** start of Data section **

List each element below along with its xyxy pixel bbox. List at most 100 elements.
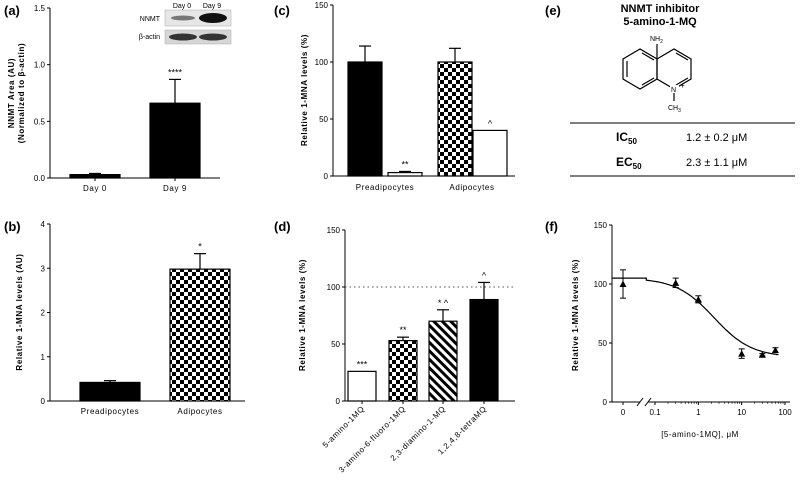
blot-band [199, 13, 227, 23]
amine-label: NH2 [650, 36, 663, 45]
ec50-value: 2.3 ± 1.1 μM [686, 157, 747, 169]
blot-lane-label: Day 9 [203, 3, 221, 10]
significance-mark: ** [399, 325, 407, 335]
panel-c-chart: 0 50 100 150 ** ^ Preadipocytes Adipocytes Relat… [300, 1, 515, 192]
blot-row-label: NNMT [140, 16, 161, 23]
x-tick-label: Adipocytes [177, 407, 222, 416]
y-tick-label: 100 [315, 58, 329, 67]
panel-label-d: (d) [274, 219, 291, 234]
y-tick-label: 150 [594, 221, 608, 230]
compound-title: NNMT inhibitor [621, 3, 701, 15]
bar [347, 370, 377, 402]
y-tick-label: 0.5 [34, 117, 46, 126]
panel-d-chart: 0 50 100 150 *** 5-amino-1MQ ** 3-amino-6-fluor… [298, 226, 515, 475]
blot-lane-label: Day 0 [173, 3, 191, 10]
y-tick-label: 0 [603, 398, 608, 407]
x-tick-label: Preadipocytes [81, 407, 140, 416]
panel-label-e: (e) [545, 3, 561, 18]
y-tick-label: 4 [41, 220, 46, 229]
data-point [771, 346, 779, 354]
y-tick-label: 100 [594, 280, 608, 289]
y-axis-label: NNMT Area (AU) [7, 58, 16, 128]
bar [79, 381, 141, 402]
fit-curve [612, 277, 779, 356]
bar [469, 298, 499, 402]
y-tick-label: 150 [315, 1, 329, 10]
significance-mark: * ^ [438, 298, 449, 308]
blot-band [171, 15, 195, 21]
x-tick-label: 10 [737, 408, 746, 417]
data-point [672, 279, 680, 286]
quinoline-structure [622, 44, 692, 101]
y-axis-label: Relative 1-MNA levels (AU) [15, 253, 24, 370]
compound-name: 5-amino-1-MQ [623, 16, 697, 28]
methyl-label: CH3 [668, 105, 681, 114]
significance-mark: ^ [482, 270, 487, 280]
panel-label-b: (b) [4, 219, 21, 234]
ic50-value: 1.2 ± 0.2 μM [686, 132, 747, 144]
y-tick-label: 0 [41, 397, 46, 406]
panel-e-compound: NNMT inhibitor 5-amino-1-MQ NH2 N + CH3 … [570, 3, 795, 177]
significance-mark: * [198, 242, 202, 252]
x-axis-label: [5-amino-1MQ], μM [661, 430, 739, 439]
blot-band [169, 33, 197, 41]
x-tick-label: 100 [778, 408, 792, 417]
nitrogen-label: N [671, 87, 676, 94]
bar [169, 268, 231, 402]
blot-band [199, 33, 227, 41]
axis-break [636, 397, 644, 407]
y-tick-label: 0 [324, 172, 329, 181]
x-tick-label: 1 [696, 408, 701, 417]
y-tick-label: 0 [336, 397, 341, 406]
bar [388, 339, 418, 402]
y-axis-label: Relative 1-MNA levels (%) [300, 34, 309, 146]
significance-mark: **** [168, 67, 183, 77]
y-tick-label: 50 [319, 115, 328, 124]
panel-label-f: (f) [545, 219, 558, 234]
x-tick-label: Day 0 [83, 184, 107, 193]
y-tick-label: 1.0 [34, 61, 46, 70]
ec50-key: EC50 [616, 155, 642, 171]
x-group-label: Adipocytes [449, 183, 494, 192]
y-axis-label: Relative 1-MNA levels (%) [298, 259, 307, 371]
data-point [758, 351, 766, 358]
y-tick-label: 0.0 [34, 174, 46, 183]
bar [387, 171, 423, 177]
panel-label-a: (a) [4, 3, 20, 18]
y-tick-label: 150 [327, 226, 341, 235]
axis-break [644, 397, 652, 407]
y-tick-label: 1.5 [34, 4, 46, 13]
blot-row-label: β-actin [139, 34, 160, 41]
data-point [738, 350, 746, 357]
y-axis-label-sub: (Normalized to β-actin) [17, 43, 26, 143]
significance-mark: ^ [488, 118, 493, 128]
y-tick-label: 1 [41, 353, 46, 362]
x-tick-label: 0 [621, 408, 626, 417]
x-tick-label: 5-amino-1MQ [321, 404, 367, 450]
bar [69, 174, 121, 179]
x-tick-label: 0.1 [649, 408, 661, 417]
panel-label-c: (c) [274, 3, 290, 18]
ic50-key: IC50 [616, 130, 637, 146]
y-tick-label: 50 [331, 340, 340, 349]
x-group-label: Preadipocytes [356, 183, 415, 192]
nitrogen-mask [670, 85, 679, 93]
panel-a-chart: NNMT β-actin Day 0 Day 9 0.0 0.5 1.0 1.5 Day… [7, 3, 232, 193]
panel-b-chart: 0 1 2 3 4 Preadipocytes * Adipocytes Relative 1-… [15, 220, 245, 416]
bar [347, 61, 383, 177]
significance-mark: ** [401, 159, 409, 169]
bar [437, 61, 473, 177]
bar [472, 129, 508, 177]
data-point [619, 280, 627, 287]
x-tick-label: Day 9 [163, 184, 187, 193]
significance-mark: *** [357, 359, 368, 369]
bar [149, 102, 201, 179]
y-tick-label: 2 [41, 309, 46, 318]
y-axis-label: Relative 1-MNA levels (%) [571, 259, 580, 371]
data-point [694, 295, 702, 303]
blot-strip-actin [164, 29, 232, 45]
y-tick-label: 100 [327, 283, 341, 292]
western-blot: NNMT β-actin Day 0 Day 9 [139, 3, 232, 45]
bar [428, 320, 458, 402]
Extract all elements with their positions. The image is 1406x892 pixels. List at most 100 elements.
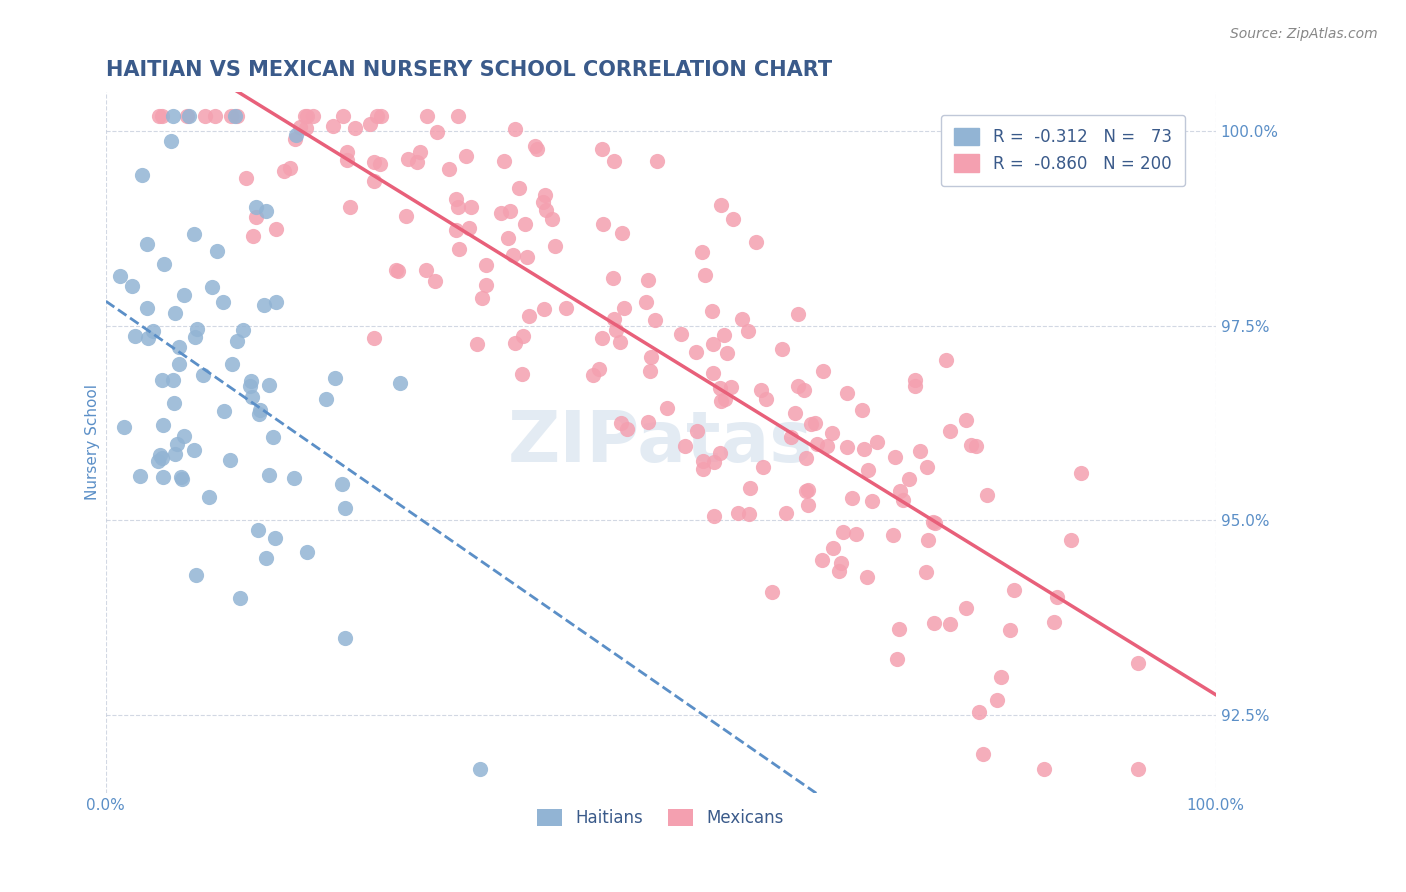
- Point: [917, 459, 939, 474]
- Point: [183, 442, 205, 457]
- Point: [794, 450, 817, 465]
- Point: [221, 357, 243, 371]
- Point: [499, 203, 522, 218]
- Point: [344, 120, 367, 135]
- Point: [152, 417, 174, 432]
- Point: [955, 601, 977, 615]
- Point: [167, 357, 190, 371]
- Point: [191, 368, 214, 382]
- Point: [740, 481, 762, 495]
- Point: [510, 367, 533, 381]
- Point: [284, 131, 307, 145]
- Point: [713, 327, 735, 342]
- Point: [935, 353, 957, 368]
- Point: [815, 439, 838, 453]
- Point: [904, 373, 927, 387]
- Point: [851, 403, 873, 417]
- Point: [339, 200, 361, 214]
- Point: [426, 125, 449, 139]
- Point: [783, 406, 806, 420]
- Point: [160, 134, 183, 148]
- Point: [837, 385, 859, 400]
- Point: [186, 322, 208, 336]
- Point: [363, 174, 385, 188]
- Point: [731, 312, 754, 326]
- Point: [693, 268, 716, 282]
- Point: [136, 237, 159, 252]
- Point: [770, 342, 793, 356]
- Point: [965, 439, 987, 453]
- Point: [967, 705, 990, 719]
- Point: [257, 378, 280, 392]
- Point: [794, 484, 817, 499]
- Point: [253, 298, 276, 312]
- Point: [523, 139, 546, 153]
- Point: [336, 145, 359, 159]
- Point: [636, 295, 658, 310]
- Point: [224, 109, 246, 123]
- Point: [603, 154, 626, 169]
- Point: [692, 462, 714, 476]
- Point: [710, 197, 733, 211]
- Point: [221, 109, 243, 123]
- Point: [605, 323, 627, 337]
- Point: [882, 528, 904, 542]
- Point: [148, 109, 170, 123]
- Point: [201, 280, 224, 294]
- Point: [845, 527, 868, 541]
- Point: [370, 109, 392, 123]
- Point: [211, 294, 233, 309]
- Point: [866, 435, 889, 450]
- Point: [856, 463, 879, 477]
- Point: [887, 622, 910, 636]
- Point: [959, 438, 981, 452]
- Point: [444, 192, 467, 206]
- Point: [505, 335, 527, 350]
- Point: [388, 376, 411, 390]
- Point: [235, 170, 257, 185]
- Point: [721, 212, 744, 227]
- Point: [1126, 762, 1149, 776]
- Point: [449, 243, 471, 257]
- Point: [108, 268, 131, 283]
- Point: [690, 245, 713, 260]
- Point: [333, 631, 356, 645]
- Point: [797, 483, 820, 498]
- Point: [474, 277, 496, 292]
- Point: [503, 122, 526, 136]
- Point: [162, 109, 184, 123]
- Point: [121, 278, 143, 293]
- Point: [692, 454, 714, 468]
- Point: [496, 231, 519, 245]
- Point: [516, 251, 538, 265]
- Point: [939, 424, 962, 438]
- Point: [218, 452, 240, 467]
- Point: [657, 401, 679, 415]
- Point: [669, 326, 692, 341]
- Point: [917, 533, 939, 547]
- Point: [526, 142, 548, 156]
- Point: [153, 257, 176, 271]
- Point: [239, 378, 262, 392]
- Point: [908, 444, 931, 458]
- Point: [333, 501, 356, 516]
- Point: [366, 109, 388, 123]
- Point: [1046, 590, 1069, 604]
- Point: [266, 294, 288, 309]
- Point: [263, 531, 285, 545]
- Point: [841, 491, 863, 506]
- Point: [891, 493, 914, 508]
- Point: [998, 623, 1021, 637]
- Point: [534, 187, 557, 202]
- Point: [806, 436, 828, 450]
- Point: [167, 340, 190, 354]
- Point: [264, 221, 287, 235]
- Point: [828, 564, 851, 578]
- Point: [336, 153, 359, 167]
- Point: [204, 109, 226, 123]
- Point: [915, 566, 938, 580]
- Point: [512, 328, 534, 343]
- Point: [1060, 533, 1083, 548]
- Point: [830, 556, 852, 570]
- Point: [163, 306, 186, 320]
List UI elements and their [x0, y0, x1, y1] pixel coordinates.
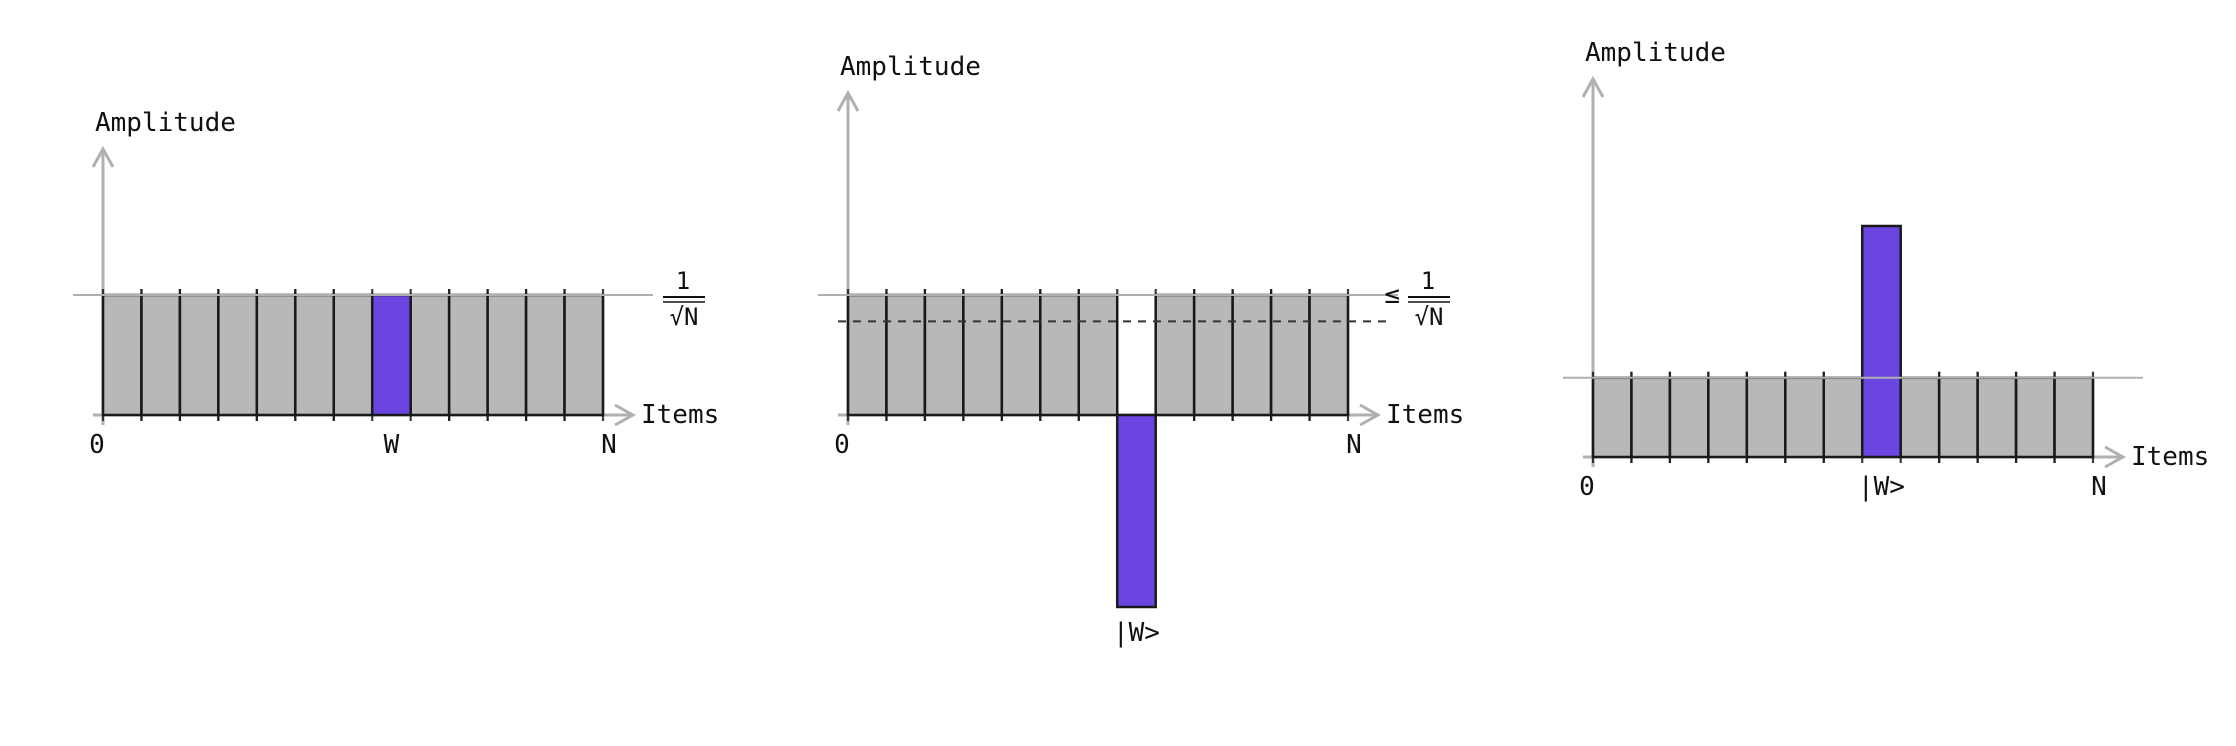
- y-axis-label: Amplitude: [840, 52, 981, 82]
- ref-denominator: √N: [1415, 303, 1444, 331]
- x-tick-zero: 0: [89, 430, 105, 460]
- y-axis-label: Amplitude: [1585, 38, 1726, 68]
- x-axis-label: Items: [2131, 442, 2209, 472]
- x-axis-label: Items: [1386, 400, 1464, 430]
- x-tick-zero: 0: [834, 430, 850, 460]
- panel-diffusion: Amplitude Items 0 N |W>: [1513, 23, 2213, 723]
- x-axis-label: Items: [641, 400, 719, 430]
- x-tick-n: N: [601, 430, 617, 460]
- panel-initial: 1 √N Amplitude Items 0 N W: [23, 23, 723, 723]
- ref-denominator: √N: [669, 303, 698, 331]
- x-tick-n: N: [2091, 472, 2107, 502]
- ref-numerator: 1: [1421, 267, 1435, 295]
- x-tick-n: N: [1346, 430, 1362, 460]
- highlight-label: |W>: [1113, 618, 1160, 648]
- panel-oracle: ≤ 1 √N Amplitude Items 0 N |W>: [768, 23, 1468, 723]
- ref-prefix: ≤: [1384, 280, 1400, 310]
- highlight-label: |W>: [1858, 472, 1905, 502]
- ref-numerator: 1: [675, 267, 689, 295]
- x-tick-zero: 0: [1579, 472, 1595, 502]
- highlight-label: W: [383, 430, 399, 460]
- y-axis-label: Amplitude: [95, 108, 236, 138]
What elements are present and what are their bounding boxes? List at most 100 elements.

** end of Data section **

*What you will do*
Starting with the line containing "blot-band [199, 13, 227, 23]" and going on through the line containing "significance-mark: ** [399, 325, 407, 335]", update those lines by replacing "blot-lane-label" with "lane-label", leaving everything else unchanged. Give only those lines.

*Written solution*
blot-band [199, 13, 227, 23]
amine-label: NH2 [650, 36, 663, 45]
ec50-value: 2.3 ± 1.1 μM [686, 157, 747, 169]
lane-label: Day 9 [203, 3, 221, 10]
significance-mark: ** [399, 325, 407, 335]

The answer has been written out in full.